*EXERCISE MATERIAL:*
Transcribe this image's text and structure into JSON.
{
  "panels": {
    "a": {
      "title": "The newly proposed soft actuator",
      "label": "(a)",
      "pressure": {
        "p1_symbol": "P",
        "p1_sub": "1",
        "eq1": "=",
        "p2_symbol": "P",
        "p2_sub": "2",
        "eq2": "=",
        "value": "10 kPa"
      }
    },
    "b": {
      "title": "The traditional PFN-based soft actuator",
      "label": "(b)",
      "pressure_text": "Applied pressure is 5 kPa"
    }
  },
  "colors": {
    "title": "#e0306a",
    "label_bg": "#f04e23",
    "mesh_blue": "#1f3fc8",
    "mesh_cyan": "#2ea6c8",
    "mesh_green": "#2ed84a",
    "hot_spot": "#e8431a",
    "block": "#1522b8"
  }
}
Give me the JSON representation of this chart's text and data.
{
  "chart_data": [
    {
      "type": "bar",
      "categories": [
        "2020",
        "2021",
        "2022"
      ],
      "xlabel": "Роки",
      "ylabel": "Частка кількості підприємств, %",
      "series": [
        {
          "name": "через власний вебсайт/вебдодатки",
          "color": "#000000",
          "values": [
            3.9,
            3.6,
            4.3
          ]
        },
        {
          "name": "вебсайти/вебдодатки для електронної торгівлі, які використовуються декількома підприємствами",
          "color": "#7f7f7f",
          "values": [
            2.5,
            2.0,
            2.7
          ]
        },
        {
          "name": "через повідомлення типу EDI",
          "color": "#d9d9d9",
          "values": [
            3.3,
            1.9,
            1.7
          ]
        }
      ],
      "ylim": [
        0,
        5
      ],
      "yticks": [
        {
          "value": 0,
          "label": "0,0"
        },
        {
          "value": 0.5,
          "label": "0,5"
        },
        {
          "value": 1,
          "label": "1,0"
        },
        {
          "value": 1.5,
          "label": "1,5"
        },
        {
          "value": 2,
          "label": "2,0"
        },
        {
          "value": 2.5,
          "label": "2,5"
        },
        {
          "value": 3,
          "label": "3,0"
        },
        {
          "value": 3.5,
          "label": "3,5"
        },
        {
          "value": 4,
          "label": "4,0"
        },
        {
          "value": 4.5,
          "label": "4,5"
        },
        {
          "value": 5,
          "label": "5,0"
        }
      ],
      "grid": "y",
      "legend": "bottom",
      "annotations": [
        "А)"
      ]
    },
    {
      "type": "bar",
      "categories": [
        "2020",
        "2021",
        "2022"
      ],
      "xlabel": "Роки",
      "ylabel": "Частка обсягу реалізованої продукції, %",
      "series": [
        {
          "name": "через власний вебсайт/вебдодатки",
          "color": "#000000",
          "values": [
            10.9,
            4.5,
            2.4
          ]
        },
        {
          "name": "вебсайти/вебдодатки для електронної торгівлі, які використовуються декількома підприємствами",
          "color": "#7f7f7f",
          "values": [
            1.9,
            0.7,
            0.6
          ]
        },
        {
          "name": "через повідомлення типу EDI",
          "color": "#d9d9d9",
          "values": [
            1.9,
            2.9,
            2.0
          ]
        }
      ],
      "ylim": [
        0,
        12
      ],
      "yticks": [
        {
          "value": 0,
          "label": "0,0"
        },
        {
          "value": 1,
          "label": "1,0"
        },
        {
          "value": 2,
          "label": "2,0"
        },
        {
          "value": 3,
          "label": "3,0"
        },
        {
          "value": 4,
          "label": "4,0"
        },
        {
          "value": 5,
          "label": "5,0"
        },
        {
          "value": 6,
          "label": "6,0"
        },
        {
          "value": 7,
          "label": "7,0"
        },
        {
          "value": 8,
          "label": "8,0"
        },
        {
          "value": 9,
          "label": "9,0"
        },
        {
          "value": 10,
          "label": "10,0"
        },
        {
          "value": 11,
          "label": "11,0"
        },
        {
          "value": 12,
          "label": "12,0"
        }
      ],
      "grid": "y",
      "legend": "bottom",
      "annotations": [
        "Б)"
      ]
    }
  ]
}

*DIRECTIONS FOR THIS TASK:*
Return all of the entries word for word.

*FULL RESPONSE:*
Transcribe this image's text and structure into JSON.
{
  "panels": {
    "a": {
      "title": "The newly proposed soft actuator",
      "label": "(a)",
      "pressure": {
        "p1_symbol": "P",
        "p1_sub": "1",
        "eq1": "=",
        "p2_symbol": "P",
        "p2_sub": "2",
        "eq2": "=",
        "value": "10 kPa"
      }
    },
    "b": {
      "title": "The traditional PFN-based soft actuator",
      "label": "(b)",
      "pressure_text": "Applied pressure is 5 kPa"
    }
  },
  "colors": {
    "title": "#e0306a",
    "label_bg": "#f04e23",
    "mesh_blue": "#1f3fc8",
    "mesh_cyan": "#2ea6c8",
    "mesh_green": "#2ed84a",
    "hot_spot": "#e8431a",
    "block": "#1522b8"
  }
}
Give me the JSON representation of this chart's text and data.
{
  "chart_data": [
    {
      "type": "bar",
      "categories": [
        "2020",
        "2021",
        "2022"
      ],
      "xlabel": "Роки",
      "ylabel": "Частка кількості підприємств, %",
      "series": [
        {
          "name": "через власний вебсайт/вебдодатки",
          "color": "#000000",
          "values": [
            3.9,
            3.6,
            4.3
          ]
        },
        {
          "name": "вебсайти/вебдодатки для електронної торгівлі, які використовуються декількома підприємствами",
          "color": "#7f7f7f",
          "values": [
            2.5,
            2.0,
            2.7
          ]
        },
        {
          "name": "через повідомлення типу EDI",
          "color": "#d9d9d9",
          "values": [
            3.3,
            1.9,
            1.7
          ]
        }
      ],
      "ylim": [
        0,
        5
      ],
      "yticks": [
        {
          "value": 0,
          "label": "0,0"
        },
        {
          "value": 0.5,
          "label": "0,5"
        },
        {
          "value": 1,
          "label": "1,0"
        },
        {
          "value": 1.5,
          "label": "1,5"
        },
        {
          "value": 2,
          "label": "2,0"
        },
        {
          "value": 2.5,
          "label": "2,5"
        },
        {
          "value": 3,
          "label": "3,0"
        },
        {
          "value": 3.5,
          "label": "3,5"
        },
        {
          "value": 4,
          "label": "4,0"
        },
        {
          "value": 4.5,
          "label": "4,5"
        },
        {
          "value": 5,
          "label": "5,0"
        }
      ],
      "grid": "y",
      "legend": "bottom",
      "annotations": [
        "А)"
      ]
    },
    {
      "type": "bar",
      "categories": [
        "2020",
        "2021",
        "2022"
      ],
      "xlabel": "Роки",
      "ylabel": "Частка обсягу реалізованої продукції, %",
      "series": [
        {
          "name": "через власний вебсайт/вебдодатки",
          "color": "#000000",
          "values": [
            10.9,
            4.5,
            2.4
          ]
        },
        {
          "name": "вебсайти/вебдодатки для електронної торгівлі, які використовуються декількома підприємствами",
          "color": "#7f7f7f",
          "values": [
            1.9,
            0.7,
            0.6
          ]
        },
        {
          "name": "через повідомлення типу EDI",
          "color": "#d9d9d9",
          "values": [
            1.9,
            2.9,
            2.0
          ]
        }
      ],
      "ylim": [
        0,
        12
      ],
      "yticks": [
        {
          "value": 0,
          "label": "0,0"
        },
        {
          "value": 1,
          "label": "1,0"
        },
        {
          "value": 2,
          "label": "2,0"
        },
        {
          "value": 3,
          "label": "3,0"
        },
        {
          "value": 4,
          "label": "4,0"
        },
        {
          "value": 5,
          "label": "5,0"
        },
        {
          "value": 6,
          "label": "6,0"
        },
        {
          "value": 7,
          "label": "7,0"
        },
        {
          "value": 8,
          "label": "8,0"
        },
        {
          "value": 9,
          "label": "9,0"
        },
        {
          "value": 10,
          "label": "10,0"
        },
        {
          "value": 11,
          "label": "11,0"
        },
        {
          "value": 12,
          "label": "12,0"
        }
      ],
      "grid": "y",
      "legend": "bottom",
      "annotations": [
        "Б)"
      ]
    }
  ]
}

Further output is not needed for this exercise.